• Given problem
Everything in the listing should be restated word for word.

• Data rows
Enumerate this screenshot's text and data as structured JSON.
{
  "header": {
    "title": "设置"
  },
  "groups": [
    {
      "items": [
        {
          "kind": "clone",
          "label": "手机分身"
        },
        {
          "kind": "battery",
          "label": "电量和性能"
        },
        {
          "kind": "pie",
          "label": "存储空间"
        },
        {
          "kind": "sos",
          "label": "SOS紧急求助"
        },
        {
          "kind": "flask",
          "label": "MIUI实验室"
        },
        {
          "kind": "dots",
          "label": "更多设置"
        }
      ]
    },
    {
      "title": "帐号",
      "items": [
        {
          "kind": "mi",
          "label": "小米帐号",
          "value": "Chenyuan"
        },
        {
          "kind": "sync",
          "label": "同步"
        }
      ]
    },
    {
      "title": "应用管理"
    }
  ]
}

• Final result
Enumerate this screenshot's text and data as structured JSON.
{
  "header": {
    "title": "设置"
  },
  "groups": [
    {
      "items": [
        {
          "kind": "clone",
          "label": "手机分身"
        },
        {
          "kind": "battery",
          "label": "电量和性能"
        },
        {
          "kind": "pie",
          "label": "存储空间"
        },
        {
          "kind": "sos",
          "label": "SOS紧急求助"
        },
        {
          "kind": "flask",
          "label": "MIUI实验室"
        },
        {
          "kind": "dots",
          "label": "更多设置"
        }
      ]
    },
    {
      "title": "帐号",
      "items": [
        {
          "kind": "mi",
          "label": "小米帐号",
          "value": "Chenyuan"
        },
        {
          "kind": "sync",
          "label": "同步"
        }
      ]
    },
    {
      "title": "应用管理"
    }
  ]
}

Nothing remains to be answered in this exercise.